Task prompt
Every entry here needs to be repeated exactly.
#####
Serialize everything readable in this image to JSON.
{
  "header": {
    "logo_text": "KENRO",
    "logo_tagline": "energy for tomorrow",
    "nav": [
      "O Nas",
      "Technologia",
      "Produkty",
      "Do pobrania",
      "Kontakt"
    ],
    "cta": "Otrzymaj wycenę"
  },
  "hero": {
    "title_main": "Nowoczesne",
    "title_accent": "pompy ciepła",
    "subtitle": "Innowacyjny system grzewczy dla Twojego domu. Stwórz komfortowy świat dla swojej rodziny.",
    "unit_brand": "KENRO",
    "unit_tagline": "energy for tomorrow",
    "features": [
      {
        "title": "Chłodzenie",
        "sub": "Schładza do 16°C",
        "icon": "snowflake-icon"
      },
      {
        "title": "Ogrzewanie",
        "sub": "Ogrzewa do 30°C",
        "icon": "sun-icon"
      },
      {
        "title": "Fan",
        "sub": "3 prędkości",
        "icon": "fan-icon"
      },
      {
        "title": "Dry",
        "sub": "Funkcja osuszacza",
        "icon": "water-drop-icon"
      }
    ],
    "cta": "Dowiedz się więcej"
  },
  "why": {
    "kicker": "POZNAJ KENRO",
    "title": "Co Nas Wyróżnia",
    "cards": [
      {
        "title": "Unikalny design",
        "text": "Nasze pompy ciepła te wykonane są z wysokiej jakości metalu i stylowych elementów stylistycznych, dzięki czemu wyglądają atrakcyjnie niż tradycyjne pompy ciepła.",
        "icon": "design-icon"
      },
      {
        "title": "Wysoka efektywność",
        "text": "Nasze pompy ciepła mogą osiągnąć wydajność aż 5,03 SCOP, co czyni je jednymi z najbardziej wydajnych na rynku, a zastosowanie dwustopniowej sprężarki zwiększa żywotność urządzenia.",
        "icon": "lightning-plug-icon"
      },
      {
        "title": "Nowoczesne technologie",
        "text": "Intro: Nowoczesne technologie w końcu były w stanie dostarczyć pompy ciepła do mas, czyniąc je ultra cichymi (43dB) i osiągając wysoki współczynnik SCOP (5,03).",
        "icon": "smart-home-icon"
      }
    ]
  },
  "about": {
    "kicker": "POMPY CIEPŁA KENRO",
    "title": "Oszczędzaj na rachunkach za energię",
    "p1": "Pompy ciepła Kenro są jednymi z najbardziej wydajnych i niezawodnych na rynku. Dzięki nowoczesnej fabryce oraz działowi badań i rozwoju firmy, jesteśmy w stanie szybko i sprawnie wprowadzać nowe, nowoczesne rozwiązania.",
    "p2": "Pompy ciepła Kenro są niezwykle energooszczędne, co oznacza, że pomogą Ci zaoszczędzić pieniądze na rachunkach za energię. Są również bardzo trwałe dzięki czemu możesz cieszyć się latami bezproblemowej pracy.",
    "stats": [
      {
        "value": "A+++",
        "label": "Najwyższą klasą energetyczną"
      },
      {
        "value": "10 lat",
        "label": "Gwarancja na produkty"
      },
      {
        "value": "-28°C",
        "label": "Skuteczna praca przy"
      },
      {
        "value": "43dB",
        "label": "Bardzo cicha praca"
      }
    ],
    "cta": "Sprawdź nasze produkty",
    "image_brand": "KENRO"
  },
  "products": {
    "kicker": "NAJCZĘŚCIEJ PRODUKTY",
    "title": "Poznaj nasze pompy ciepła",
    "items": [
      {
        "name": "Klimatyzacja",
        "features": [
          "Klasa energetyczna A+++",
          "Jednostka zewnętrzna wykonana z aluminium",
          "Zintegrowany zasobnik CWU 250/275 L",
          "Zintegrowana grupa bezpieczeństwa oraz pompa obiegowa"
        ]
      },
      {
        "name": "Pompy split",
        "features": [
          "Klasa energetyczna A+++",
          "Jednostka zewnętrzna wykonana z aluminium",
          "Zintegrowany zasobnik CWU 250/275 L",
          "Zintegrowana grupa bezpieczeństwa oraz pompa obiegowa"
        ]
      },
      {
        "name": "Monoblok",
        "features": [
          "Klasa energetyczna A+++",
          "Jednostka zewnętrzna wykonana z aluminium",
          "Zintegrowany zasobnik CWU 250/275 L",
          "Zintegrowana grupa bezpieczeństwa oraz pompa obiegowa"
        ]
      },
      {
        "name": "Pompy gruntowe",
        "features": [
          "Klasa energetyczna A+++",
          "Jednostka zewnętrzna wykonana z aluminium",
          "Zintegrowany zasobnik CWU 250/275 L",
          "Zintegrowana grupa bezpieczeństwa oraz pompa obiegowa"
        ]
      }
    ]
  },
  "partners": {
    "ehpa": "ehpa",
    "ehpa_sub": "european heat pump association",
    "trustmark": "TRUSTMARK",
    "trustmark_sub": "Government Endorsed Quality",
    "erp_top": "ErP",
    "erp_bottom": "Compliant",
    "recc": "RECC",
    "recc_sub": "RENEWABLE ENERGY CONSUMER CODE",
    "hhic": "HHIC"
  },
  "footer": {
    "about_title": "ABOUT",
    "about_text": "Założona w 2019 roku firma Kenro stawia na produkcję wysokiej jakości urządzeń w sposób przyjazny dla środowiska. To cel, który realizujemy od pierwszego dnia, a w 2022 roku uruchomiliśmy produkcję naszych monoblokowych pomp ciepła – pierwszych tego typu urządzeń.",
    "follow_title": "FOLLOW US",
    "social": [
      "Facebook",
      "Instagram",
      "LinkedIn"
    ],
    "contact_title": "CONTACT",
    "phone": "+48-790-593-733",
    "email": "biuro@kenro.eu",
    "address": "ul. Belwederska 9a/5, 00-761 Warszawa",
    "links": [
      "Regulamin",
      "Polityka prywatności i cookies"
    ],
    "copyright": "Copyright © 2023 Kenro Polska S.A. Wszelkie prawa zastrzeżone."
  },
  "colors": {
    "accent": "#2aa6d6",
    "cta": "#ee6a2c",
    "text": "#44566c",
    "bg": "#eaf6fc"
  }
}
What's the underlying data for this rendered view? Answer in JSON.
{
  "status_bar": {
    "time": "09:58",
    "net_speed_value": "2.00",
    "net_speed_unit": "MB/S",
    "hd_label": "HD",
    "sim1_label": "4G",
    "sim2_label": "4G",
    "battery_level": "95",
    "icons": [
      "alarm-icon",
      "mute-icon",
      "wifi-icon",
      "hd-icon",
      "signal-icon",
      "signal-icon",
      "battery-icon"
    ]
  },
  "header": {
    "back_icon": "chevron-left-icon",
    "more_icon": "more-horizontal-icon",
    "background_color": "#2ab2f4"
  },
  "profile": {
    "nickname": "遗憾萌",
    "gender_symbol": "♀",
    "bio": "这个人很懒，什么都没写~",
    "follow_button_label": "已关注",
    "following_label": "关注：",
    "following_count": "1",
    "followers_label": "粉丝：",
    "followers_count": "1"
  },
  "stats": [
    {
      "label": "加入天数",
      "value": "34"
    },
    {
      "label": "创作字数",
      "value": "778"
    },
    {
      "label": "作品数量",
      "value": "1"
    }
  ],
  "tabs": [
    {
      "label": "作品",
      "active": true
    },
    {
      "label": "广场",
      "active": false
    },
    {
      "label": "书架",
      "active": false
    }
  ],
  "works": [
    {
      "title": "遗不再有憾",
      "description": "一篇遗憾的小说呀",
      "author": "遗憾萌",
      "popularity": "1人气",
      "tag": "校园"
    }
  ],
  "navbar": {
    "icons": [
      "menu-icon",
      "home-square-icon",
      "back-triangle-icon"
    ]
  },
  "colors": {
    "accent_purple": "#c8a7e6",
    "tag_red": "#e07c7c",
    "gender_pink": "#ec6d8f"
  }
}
#####
The answer
Serialize everything readable in this image to JSON.
{
  "header": {
    "logo_text": "KENRO",
    "logo_tagline": "energy for tomorrow",
    "nav": [
      "O Nas",
      "Technologia",
      "Produkty",
      "Do pobrania",
      "Kontakt"
    ],
    "cta": "Otrzymaj wycenę"
  },
  "hero": {
    "title_main": "Nowoczesne",
    "title_accent": "pompy ciepła",
    "subtitle": "Innowacyjny system grzewczy dla Twojego domu. Stwórz komfortowy świat dla swojej rodziny.",
    "unit_brand": "KENRO",
    "unit_tagline": "energy for tomorrow",
    "features": [
      {
        "title": "Chłodzenie",
        "sub": "Schładza do 16°C",
        "icon": "snowflake-icon"
      },
      {
        "title": "Ogrzewanie",
        "sub": "Ogrzewa do 30°C",
        "icon": "sun-icon"
      },
      {
        "title": "Fan",
        "sub": "3 prędkości",
        "icon": "fan-icon"
      },
      {
        "title": "Dry",
        "sub": "Funkcja osuszacza",
        "icon": "water-drop-icon"
      }
    ],
    "cta": "Dowiedz się więcej"
  },
  "why": {
    "kicker": "POZNAJ KENRO",
    "title": "Co Nas Wyróżnia",
    "cards": [
      {
        "title": "Unikalny design",
        "text": "Nasze pompy ciepła te wykonane są z wysokiej jakości metalu i stylowych elementów stylistycznych, dzięki czemu wyglądają atrakcyjnie niż tradycyjne pompy ciepła.",
        "icon": "design-icon"
      },
      {
        "title": "Wysoka efektywność",
        "text": "Nasze pompy ciepła mogą osiągnąć wydajność aż 5,03 SCOP, co czyni je jednymi z najbardziej wydajnych na rynku, a zastosowanie dwustopniowej sprężarki zwiększa żywotność urządzenia.",
        "icon": "lightning-plug-icon"
      },
      {
        "title": "Nowoczesne technologie",
        "text": "Intro: Nowoczesne technologie w końcu były w stanie dostarczyć pompy ciepła do mas, czyniąc je ultra cichymi (43dB) i osiągając wysoki współczynnik SCOP (5,03).",
        "icon": "smart-home-icon"
      }
    ]
  },
  "about": {
    "kicker": "POMPY CIEPŁA KENRO",
    "title": "Oszczędzaj na rachunkach za energię",
    "p1": "Pompy ciepła Kenro są jednymi z najbardziej wydajnych i niezawodnych na rynku. Dzięki nowoczesnej fabryce oraz działowi badań i rozwoju firmy, jesteśmy w stanie szybko i sprawnie wprowadzać nowe, nowoczesne rozwiązania.",
    "p2": "Pompy ciepła Kenro są niezwykle energooszczędne, co oznacza, że pomogą Ci zaoszczędzić pieniądze na rachunkach za energię. Są również bardzo trwałe dzięki czemu możesz cieszyć się latami bezproblemowej pracy.",
    "stats": [
      {
        "value": "A+++",
        "label": "Najwyższą klasą energetyczną"
      },
      {
        "value": "10 lat",
        "label": "Gwarancja na produkty"
      },
      {
        "value": "-28°C",
        "label": "Skuteczna praca przy"
      },
      {
        "value": "43dB",
        "label": "Bardzo cicha praca"
      }
    ],
    "cta": "Sprawdź nasze produkty",
    "image_brand": "KENRO"
  },
  "products": {
    "kicker": "NAJCZĘŚCIEJ PRODUKTY",
    "title": "Poznaj nasze pompy ciepła",
    "items": [
      {
        "name": "Klimatyzacja",
        "features": [
          "Klasa energetyczna A+++",
          "Jednostka zewnętrzna wykonana z aluminium",
          "Zintegrowany zasobnik CWU 250/275 L",
          "Zintegrowana grupa bezpieczeństwa oraz pompa obiegowa"
        ]
      },
      {
        "name": "Pompy split",
        "features": [
          "Klasa energetyczna A+++",
          "Jednostka zewnętrzna wykonana z aluminium",
          "Zintegrowany zasobnik CWU 250/275 L",
          "Zintegrowana grupa bezpieczeństwa oraz pompa obiegowa"
        ]
      },
      {
        "name": "Monoblok",
        "features": [
          "Klasa energetyczna A+++",
          "Jednostka zewnętrzna wykonana z aluminium",
          "Zintegrowany zasobnik CWU 250/275 L",
          "Zintegrowana grupa bezpieczeństwa oraz pompa obiegowa"
        ]
      },
      {
        "name": "Pompy gruntowe",
        "features": [
          "Klasa energetyczna A+++",
          "Jednostka zewnętrzna wykonana z aluminium",
          "Zintegrowany zasobnik CWU 250/275 L",
          "Zintegrowana grupa bezpieczeństwa oraz pompa obiegowa"
        ]
      }
    ]
  },
  "partners": {
    "ehpa": "ehpa",
    "ehpa_sub": "european heat pump association",
    "trustmark": "TRUSTMARK",
    "trustmark_sub": "Government Endorsed Quality",
    "erp_top": "ErP",
    "erp_bottom": "Compliant",
    "recc": "RECC",
    "recc_sub": "RENEWABLE ENERGY CONSUMER CODE",
    "hhic": "HHIC"
  },
  "footer": {
    "about_title": "ABOUT",
    "about_text": "Założona w 2019 roku firma Kenro stawia na produkcję wysokiej jakości urządzeń w sposób przyjazny dla środowiska. To cel, który realizujemy od pierwszego dnia, a w 2022 roku uruchomiliśmy produkcję naszych monoblokowych pomp ciepła – pierwszych tego typu urządzeń.",
    "follow_title": "FOLLOW US",
    "social": [
      "Facebook",
      "Instagram",
      "LinkedIn"
    ],
    "contact_title": "CONTACT",
    "phone": "+48-790-593-733",
    "email": "biuro@kenro.eu",
    "address": "ul. Belwederska 9a/5, 00-761 Warszawa",
    "links": [
      "Regulamin",
      "Polityka prywatności i cookies"
    ],
    "copyright": "Copyright © 2023 Kenro Polska S.A. Wszelkie prawa zastrzeżone."
  },
  "colors": {
    "accent": "#2aa6d6",
    "cta": "#ee6a2c",
    "text": "#44566c",
    "bg": "#eaf6fc"
  }
}
What's the underlying data for this rendered view? Answer in JSON.
{
  "status_bar": {
    "time": "09:58",
    "net_speed_value": "2.00",
    "net_speed_unit": "MB/S",
    "hd_label": "HD",
    "sim1_label": "4G",
    "sim2_label": "4G",
    "battery_level": "95",
    "icons": [
      "alarm-icon",
      "mute-icon",
      "wifi-icon",
      "hd-icon",
      "signal-icon",
      "signal-icon",
      "battery-icon"
    ]
  },
  "header": {
    "back_icon": "chevron-left-icon",
    "more_icon": "more-horizontal-icon",
    "background_color": "#2ab2f4"
  },
  "profile": {
    "nickname": "遗憾萌",
    "gender_symbol": "♀",
    "bio": "这个人很懒，什么都没写~",
    "follow_button_label": "已关注",
    "following_label": "关注：",
    "following_count": "1",
    "followers_label": "粉丝：",
    "followers_count": "1"
  },
  "stats": [
    {
      "label": "加入天数",
      "value": "34"
    },
    {
      "label": "创作字数",
      "value": "778"
    },
    {
      "label": "作品数量",
      "value": "1"
    }
  ],
  "tabs": [
    {
      "label": "作品",
      "active": true
    },
    {
      "label": "广场",
      "active": false
    },
    {
      "label": "书架",
      "active": false
    }
  ],
  "works": [
    {
      "title": "遗不再有憾",
      "description": "一篇遗憾的小说呀",
      "author": "遗憾萌",
      "popularity": "1人气",
      "tag": "校园"
    }
  ],
  "navbar": {
    "icons": [
      "menu-icon",
      "home-square-icon",
      "back-triangle-icon"
    ]
  },
  "colors": {
    "accent_purple": "#c8a7e6",
    "tag_red": "#e07c7c",
    "gender_pink": "#ec6d8f"
  }
}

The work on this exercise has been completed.